= Exercise directions =
Locate every line in the material below that has the word "name". Copy each of those lines.

= Data to process =
***

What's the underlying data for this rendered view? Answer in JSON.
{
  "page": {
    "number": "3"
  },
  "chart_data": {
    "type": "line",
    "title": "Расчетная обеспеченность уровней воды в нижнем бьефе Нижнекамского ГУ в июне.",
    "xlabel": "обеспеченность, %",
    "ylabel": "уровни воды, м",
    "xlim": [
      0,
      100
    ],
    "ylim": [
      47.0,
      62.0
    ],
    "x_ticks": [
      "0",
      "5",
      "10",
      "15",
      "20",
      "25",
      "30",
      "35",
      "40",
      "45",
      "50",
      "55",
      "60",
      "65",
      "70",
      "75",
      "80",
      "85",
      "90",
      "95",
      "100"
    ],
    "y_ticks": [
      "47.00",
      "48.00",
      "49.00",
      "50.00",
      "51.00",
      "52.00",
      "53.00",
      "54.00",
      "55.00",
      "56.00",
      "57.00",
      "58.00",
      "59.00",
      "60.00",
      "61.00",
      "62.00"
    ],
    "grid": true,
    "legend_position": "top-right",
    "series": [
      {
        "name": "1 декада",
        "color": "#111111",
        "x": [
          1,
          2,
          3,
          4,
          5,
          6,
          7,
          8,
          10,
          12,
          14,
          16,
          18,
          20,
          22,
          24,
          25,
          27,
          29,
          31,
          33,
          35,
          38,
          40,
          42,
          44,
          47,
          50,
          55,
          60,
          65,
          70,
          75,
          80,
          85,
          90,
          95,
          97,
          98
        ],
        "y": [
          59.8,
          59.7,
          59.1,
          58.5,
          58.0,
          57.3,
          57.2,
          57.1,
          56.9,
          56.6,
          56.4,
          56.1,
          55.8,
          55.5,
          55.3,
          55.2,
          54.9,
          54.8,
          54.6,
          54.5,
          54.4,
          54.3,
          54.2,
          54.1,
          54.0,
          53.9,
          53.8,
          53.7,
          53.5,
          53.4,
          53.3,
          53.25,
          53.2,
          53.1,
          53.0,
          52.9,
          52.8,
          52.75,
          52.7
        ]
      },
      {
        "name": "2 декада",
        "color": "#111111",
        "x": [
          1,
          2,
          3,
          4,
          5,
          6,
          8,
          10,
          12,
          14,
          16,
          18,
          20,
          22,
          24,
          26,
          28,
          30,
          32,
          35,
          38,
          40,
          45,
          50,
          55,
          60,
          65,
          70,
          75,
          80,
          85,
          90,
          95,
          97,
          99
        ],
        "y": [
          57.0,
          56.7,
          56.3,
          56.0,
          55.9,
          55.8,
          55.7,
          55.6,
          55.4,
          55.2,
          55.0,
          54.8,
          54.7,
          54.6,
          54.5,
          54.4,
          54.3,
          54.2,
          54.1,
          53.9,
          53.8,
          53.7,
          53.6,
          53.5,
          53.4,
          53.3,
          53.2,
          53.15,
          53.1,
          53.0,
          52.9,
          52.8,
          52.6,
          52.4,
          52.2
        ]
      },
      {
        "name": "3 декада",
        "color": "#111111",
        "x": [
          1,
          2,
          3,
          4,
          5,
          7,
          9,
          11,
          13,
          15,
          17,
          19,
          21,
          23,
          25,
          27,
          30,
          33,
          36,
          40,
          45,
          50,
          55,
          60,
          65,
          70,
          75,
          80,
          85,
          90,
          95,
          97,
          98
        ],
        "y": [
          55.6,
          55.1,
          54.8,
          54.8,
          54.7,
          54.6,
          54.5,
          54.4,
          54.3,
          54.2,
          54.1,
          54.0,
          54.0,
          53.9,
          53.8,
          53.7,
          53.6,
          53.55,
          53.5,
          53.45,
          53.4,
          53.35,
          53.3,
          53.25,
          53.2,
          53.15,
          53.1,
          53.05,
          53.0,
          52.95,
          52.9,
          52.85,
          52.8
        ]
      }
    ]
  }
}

***

= Exercise answer =
        "name": "1 декада",
        "name": "2 декада",
        "name": "3 декада",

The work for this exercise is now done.